▶ **Do this**
Copy out the data below verbatim.

========

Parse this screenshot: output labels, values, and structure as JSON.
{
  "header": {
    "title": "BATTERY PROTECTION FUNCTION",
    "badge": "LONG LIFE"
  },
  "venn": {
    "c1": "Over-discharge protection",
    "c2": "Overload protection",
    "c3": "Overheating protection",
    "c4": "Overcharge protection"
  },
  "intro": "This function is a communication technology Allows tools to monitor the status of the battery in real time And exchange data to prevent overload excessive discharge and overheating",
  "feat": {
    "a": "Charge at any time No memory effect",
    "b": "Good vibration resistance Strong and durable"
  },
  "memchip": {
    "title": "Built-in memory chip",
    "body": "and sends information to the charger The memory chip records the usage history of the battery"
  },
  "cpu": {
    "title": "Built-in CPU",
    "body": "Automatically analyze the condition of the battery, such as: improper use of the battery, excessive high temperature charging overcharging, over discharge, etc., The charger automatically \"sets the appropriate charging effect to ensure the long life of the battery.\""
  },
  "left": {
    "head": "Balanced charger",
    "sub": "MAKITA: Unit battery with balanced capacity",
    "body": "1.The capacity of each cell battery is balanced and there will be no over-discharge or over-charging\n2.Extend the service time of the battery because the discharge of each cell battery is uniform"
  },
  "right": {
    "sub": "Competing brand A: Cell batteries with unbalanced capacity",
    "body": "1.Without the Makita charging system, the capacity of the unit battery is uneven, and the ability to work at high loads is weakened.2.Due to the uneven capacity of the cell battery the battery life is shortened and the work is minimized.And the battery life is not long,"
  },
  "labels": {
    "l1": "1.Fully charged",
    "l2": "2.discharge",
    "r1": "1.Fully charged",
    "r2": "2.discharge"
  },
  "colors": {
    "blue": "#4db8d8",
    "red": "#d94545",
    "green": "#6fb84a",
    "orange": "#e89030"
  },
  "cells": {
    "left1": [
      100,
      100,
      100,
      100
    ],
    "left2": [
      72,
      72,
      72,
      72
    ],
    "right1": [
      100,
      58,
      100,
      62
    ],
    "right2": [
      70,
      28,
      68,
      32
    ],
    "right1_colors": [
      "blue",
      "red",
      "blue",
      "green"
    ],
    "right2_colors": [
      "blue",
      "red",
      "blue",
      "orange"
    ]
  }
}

========

▶ **Task answer**
Parse this screenshot: output labels, values, and structure as JSON.
{
  "header": {
    "title": "BATTERY PROTECTION FUNCTION",
    "badge": "LONG LIFE"
  },
  "venn": {
    "c1": "Over-discharge protection",
    "c2": "Overload protection",
    "c3": "Overheating protection",
    "c4": "Overcharge protection"
  },
  "intro": "This function is a communication technology Allows tools to monitor the status of the battery in real time And exchange data to prevent overload excessive discharge and overheating",
  "feat": {
    "a": "Charge at any time No memory effect",
    "b": "Good vibration resistance Strong and durable"
  },
  "memchip": {
    "title": "Built-in memory chip",
    "body": "and sends information to the charger The memory chip records the usage history of the battery"
  },
  "cpu": {
    "title": "Built-in CPU",
    "body": "Automatically analyze the condition of the battery, such as: improper use of the battery, excessive high temperature charging overcharging, over discharge, etc., The charger automatically \"sets the appropriate charging effect to ensure the long life of the battery.\""
  },
  "left": {
    "head": "Balanced charger",
    "sub": "MAKITA: Unit battery with balanced capacity",
    "body": "1.The capacity of each cell battery is balanced and there will be no over-discharge or over-charging\n2.Extend the service time of the battery because the discharge of each cell battery is uniform"
  },
  "right": {
    "sub": "Competing brand A: Cell batteries with unbalanced capacity",
    "body": "1.Without the Makita charging system, the capacity of the unit battery is uneven, and the ability to work at high loads is weakened.2.Due to the uneven capacity of the cell battery the battery life is shortened and the work is minimized.And the battery life is not long,"
  },
  "labels": {
    "l1": "1.Fully charged",
    "l2": "2.discharge",
    "r1": "1.Fully charged",
    "r2": "2.discharge"
  },
  "colors": {
    "blue": "#4db8d8",
    "red": "#d94545",
    "green": "#6fb84a",
    "orange": "#e89030"
  },
  "cells": {
    "left1": [
      100,
      100,
      100,
      100
    ],
    "left2": [
      72,
      72,
      72,
      72
    ],
    "right1": [
      100,
      58,
      100,
      62
    ],
    "right2": [
      70,
      28,
      68,
      32
    ],
    "right1_colors": [
      "blue",
      "red",
      "blue",
      "green"
    ],
    "right2_colors": [
      "blue",
      "red",
      "blue",
      "orange"
    ]
  }
}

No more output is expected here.